* BEGIN Stored records *

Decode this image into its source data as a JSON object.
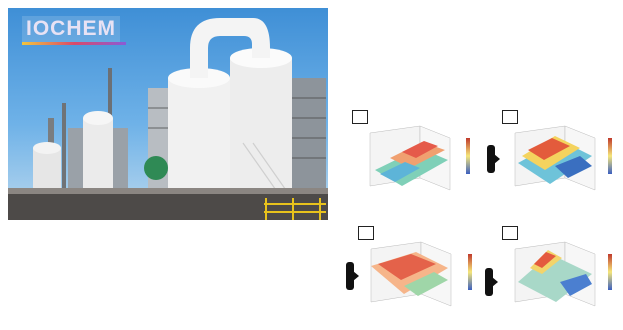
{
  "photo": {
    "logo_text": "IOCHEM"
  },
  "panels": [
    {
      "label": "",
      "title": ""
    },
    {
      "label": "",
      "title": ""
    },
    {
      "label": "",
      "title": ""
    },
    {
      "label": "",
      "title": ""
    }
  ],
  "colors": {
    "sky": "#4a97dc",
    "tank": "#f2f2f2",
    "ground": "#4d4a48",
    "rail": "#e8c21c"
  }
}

* END Stored records *

▸ **Given instruction**: Print all of the records shown above exactly, leaving out each picture.

▸ **Problem solution**:
Decode this image into its source data as a JSON object.
{
  "photo": {
    "logo_text": "IOCHEM"
  },
  "panels": [
    {
      "label": "",
      "title": ""
    },
    {
      "label": "",
      "title": ""
    },
    {
      "label": "",
      "title": ""
    },
    {
      "label": "",
      "title": ""
    }
  ],
  "colors": {
    "sky": "#4a97dc",
    "tank": "#f2f2f2",
    "ground": "#4d4a48",
    "rail": "#e8c21c"
  }
}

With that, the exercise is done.